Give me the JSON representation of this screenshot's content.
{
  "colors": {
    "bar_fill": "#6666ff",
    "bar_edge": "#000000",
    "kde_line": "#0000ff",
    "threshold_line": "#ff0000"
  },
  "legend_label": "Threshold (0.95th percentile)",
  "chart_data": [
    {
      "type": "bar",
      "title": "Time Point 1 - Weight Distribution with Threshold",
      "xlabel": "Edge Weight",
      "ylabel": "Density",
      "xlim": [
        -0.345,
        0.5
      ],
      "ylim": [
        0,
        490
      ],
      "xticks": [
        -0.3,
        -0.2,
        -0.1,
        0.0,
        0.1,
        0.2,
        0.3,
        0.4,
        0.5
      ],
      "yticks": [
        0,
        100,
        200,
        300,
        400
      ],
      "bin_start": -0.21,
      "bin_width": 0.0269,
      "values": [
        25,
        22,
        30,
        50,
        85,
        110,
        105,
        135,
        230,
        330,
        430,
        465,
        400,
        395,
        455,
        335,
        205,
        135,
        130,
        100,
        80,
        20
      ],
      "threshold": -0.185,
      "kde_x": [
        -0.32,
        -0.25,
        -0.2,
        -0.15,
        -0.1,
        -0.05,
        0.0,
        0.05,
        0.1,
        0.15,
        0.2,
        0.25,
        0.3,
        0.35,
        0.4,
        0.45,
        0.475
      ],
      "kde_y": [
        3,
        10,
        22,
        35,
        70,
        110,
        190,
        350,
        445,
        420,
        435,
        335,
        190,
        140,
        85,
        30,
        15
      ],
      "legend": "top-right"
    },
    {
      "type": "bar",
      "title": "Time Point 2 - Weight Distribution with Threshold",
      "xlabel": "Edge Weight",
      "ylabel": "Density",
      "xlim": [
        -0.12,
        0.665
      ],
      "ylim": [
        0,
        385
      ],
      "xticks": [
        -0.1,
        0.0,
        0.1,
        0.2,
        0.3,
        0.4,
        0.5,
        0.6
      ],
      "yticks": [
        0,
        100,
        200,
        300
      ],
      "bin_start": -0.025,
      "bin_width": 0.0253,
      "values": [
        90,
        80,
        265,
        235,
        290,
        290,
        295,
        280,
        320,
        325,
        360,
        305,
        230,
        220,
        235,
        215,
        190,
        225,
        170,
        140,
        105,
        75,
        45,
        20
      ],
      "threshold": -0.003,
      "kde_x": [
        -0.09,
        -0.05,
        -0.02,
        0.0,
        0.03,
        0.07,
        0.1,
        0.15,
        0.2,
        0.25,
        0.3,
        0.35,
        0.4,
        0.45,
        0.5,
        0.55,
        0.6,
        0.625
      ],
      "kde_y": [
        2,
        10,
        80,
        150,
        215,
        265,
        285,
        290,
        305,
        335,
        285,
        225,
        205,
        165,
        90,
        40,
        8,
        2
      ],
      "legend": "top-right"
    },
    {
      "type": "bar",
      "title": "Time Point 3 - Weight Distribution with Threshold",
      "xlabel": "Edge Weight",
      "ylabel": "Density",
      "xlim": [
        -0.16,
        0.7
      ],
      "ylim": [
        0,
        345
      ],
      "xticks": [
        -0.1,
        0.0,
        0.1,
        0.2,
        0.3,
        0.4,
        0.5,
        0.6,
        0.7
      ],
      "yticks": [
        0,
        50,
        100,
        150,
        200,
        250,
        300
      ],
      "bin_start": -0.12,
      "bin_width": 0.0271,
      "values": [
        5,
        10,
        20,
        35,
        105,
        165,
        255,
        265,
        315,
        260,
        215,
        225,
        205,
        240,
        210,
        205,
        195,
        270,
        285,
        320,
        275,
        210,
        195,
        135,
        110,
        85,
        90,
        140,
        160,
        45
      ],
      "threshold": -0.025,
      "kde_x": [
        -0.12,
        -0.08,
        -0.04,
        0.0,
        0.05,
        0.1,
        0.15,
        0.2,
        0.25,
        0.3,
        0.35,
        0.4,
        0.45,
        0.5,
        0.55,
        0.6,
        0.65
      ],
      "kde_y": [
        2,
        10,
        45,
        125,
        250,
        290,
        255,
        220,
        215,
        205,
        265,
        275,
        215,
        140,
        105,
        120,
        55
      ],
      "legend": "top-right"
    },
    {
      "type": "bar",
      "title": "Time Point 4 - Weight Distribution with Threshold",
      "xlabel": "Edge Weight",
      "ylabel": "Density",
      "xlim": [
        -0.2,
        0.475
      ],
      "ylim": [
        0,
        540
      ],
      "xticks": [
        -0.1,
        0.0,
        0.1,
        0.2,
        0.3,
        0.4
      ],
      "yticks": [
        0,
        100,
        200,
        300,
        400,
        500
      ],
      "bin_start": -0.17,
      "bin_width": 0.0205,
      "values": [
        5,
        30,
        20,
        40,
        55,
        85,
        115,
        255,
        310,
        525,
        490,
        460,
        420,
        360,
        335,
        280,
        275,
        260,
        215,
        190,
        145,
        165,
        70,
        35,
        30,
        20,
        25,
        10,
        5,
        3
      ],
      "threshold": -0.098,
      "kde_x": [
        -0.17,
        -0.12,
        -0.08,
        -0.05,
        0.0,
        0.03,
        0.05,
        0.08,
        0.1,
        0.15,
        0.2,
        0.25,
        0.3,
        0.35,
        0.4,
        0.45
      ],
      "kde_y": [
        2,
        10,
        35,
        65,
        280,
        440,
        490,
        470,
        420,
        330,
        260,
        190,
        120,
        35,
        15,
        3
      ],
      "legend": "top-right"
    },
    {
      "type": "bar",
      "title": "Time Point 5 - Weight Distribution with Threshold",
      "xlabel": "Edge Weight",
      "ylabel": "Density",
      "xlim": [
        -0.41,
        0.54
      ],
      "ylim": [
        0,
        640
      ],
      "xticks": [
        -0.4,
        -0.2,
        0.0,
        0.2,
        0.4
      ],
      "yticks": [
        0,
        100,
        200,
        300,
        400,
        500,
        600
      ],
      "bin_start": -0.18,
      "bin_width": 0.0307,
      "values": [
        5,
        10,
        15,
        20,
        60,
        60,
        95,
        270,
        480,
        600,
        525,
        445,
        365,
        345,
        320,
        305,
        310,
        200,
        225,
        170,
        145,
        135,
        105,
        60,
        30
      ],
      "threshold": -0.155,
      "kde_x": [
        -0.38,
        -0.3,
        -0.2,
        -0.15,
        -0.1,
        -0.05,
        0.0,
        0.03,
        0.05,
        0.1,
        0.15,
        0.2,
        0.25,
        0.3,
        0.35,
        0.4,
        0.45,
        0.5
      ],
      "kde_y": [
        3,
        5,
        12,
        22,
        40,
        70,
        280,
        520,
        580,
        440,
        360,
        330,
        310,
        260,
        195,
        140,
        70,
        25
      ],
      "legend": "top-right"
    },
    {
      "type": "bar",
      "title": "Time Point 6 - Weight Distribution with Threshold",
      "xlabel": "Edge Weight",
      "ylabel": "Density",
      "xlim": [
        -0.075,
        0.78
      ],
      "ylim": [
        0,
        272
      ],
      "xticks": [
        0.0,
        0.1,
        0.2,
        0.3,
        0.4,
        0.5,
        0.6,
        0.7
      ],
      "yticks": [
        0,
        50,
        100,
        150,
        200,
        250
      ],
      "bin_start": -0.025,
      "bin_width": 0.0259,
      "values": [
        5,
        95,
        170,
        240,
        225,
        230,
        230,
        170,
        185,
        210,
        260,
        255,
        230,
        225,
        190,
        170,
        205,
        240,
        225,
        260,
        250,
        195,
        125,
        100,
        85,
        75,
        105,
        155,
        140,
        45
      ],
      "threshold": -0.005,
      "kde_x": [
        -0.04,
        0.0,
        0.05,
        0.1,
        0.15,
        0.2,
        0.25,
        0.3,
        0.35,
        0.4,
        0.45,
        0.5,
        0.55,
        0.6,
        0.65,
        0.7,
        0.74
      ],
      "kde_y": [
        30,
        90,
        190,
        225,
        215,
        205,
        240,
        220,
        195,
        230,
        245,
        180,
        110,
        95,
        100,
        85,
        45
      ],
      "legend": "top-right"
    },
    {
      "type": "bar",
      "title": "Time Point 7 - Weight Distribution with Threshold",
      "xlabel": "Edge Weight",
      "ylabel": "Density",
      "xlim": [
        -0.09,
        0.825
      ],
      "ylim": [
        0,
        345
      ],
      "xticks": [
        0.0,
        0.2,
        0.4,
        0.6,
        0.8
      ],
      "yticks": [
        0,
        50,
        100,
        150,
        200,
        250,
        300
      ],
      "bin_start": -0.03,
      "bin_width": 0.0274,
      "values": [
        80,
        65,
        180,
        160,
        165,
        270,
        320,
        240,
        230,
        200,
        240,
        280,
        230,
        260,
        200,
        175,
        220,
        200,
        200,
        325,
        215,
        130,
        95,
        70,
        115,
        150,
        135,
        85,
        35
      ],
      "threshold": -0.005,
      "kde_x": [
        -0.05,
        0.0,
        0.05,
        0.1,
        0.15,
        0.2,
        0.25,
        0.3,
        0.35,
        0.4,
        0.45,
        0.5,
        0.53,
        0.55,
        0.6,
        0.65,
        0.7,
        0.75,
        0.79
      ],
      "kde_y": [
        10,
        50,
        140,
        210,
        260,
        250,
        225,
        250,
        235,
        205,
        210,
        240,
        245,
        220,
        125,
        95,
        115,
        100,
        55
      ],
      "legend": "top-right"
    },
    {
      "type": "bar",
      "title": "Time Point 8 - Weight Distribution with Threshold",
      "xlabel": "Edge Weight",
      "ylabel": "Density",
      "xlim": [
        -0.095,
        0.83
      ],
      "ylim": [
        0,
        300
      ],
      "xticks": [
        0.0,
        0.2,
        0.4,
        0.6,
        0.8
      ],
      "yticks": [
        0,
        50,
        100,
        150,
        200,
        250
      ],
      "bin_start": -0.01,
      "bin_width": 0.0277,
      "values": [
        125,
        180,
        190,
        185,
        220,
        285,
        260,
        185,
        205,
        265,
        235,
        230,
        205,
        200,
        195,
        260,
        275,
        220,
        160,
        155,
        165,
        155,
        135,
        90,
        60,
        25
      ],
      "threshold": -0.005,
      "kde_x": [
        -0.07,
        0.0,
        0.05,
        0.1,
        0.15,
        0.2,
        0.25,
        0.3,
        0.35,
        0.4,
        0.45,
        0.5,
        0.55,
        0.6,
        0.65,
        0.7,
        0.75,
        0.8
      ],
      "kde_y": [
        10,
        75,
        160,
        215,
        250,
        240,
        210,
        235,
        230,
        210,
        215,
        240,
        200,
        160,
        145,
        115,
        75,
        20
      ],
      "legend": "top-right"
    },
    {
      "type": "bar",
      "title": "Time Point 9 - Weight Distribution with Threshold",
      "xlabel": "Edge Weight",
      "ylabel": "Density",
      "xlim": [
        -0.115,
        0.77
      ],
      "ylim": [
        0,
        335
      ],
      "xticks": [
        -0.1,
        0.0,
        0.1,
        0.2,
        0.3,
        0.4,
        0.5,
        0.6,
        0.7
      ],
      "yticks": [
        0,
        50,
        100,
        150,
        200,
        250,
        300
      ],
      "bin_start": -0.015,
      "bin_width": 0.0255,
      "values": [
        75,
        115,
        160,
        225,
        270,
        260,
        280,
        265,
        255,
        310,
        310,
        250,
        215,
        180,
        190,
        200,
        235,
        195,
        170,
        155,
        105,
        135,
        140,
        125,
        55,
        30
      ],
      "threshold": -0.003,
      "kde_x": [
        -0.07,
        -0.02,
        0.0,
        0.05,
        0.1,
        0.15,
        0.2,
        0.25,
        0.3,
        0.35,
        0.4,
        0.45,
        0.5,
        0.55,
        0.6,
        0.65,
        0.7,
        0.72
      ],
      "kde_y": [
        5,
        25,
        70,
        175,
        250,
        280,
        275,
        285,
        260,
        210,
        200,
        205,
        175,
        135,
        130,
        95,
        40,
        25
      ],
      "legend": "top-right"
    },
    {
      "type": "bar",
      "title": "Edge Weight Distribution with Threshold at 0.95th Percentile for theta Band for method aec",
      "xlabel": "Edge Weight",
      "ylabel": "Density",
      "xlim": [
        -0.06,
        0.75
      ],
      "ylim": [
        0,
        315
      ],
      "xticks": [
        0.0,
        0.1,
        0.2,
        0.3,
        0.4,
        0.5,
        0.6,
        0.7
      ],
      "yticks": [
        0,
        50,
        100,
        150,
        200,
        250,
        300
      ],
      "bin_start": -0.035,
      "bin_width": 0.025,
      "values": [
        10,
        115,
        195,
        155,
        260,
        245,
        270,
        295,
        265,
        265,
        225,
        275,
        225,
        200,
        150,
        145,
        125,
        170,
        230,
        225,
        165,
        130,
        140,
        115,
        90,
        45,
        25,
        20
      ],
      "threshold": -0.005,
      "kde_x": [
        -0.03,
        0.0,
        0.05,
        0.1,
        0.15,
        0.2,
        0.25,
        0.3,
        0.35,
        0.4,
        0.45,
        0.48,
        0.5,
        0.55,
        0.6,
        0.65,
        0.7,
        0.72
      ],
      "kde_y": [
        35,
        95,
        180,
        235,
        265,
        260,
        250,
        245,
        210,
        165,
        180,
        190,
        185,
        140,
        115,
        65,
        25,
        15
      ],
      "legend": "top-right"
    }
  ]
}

---

EXERCISE TASK:
All lines of the data above that include the word "title" must be shown.

EXERCISE SOLUTION:
      "title": "Time Point 1 - Weight Distribution with Threshold",
      "title": "Time Point 2 - Weight Distribution with Threshold",
      "title": "Time Point 3 - Weight Distribution with Threshold",
      "title": "Time Point 4 - Weight Distribution with Threshold",
      "title": "Time Point 5 - Weight Distribution with Threshold",
      "title": "Time Point 6 - Weight Distribution with Threshold",
      "title": "Time Point 7 - Weight Distribution with Threshold",
      "title": "Time Point 8 - Weight Distribution with Threshold",
      "title": "Time Point 9 - Weight Distribution with Threshold",
      "title": "Edge Weight Distribution with Threshold at 0.95th Percentile for theta Band for method aec",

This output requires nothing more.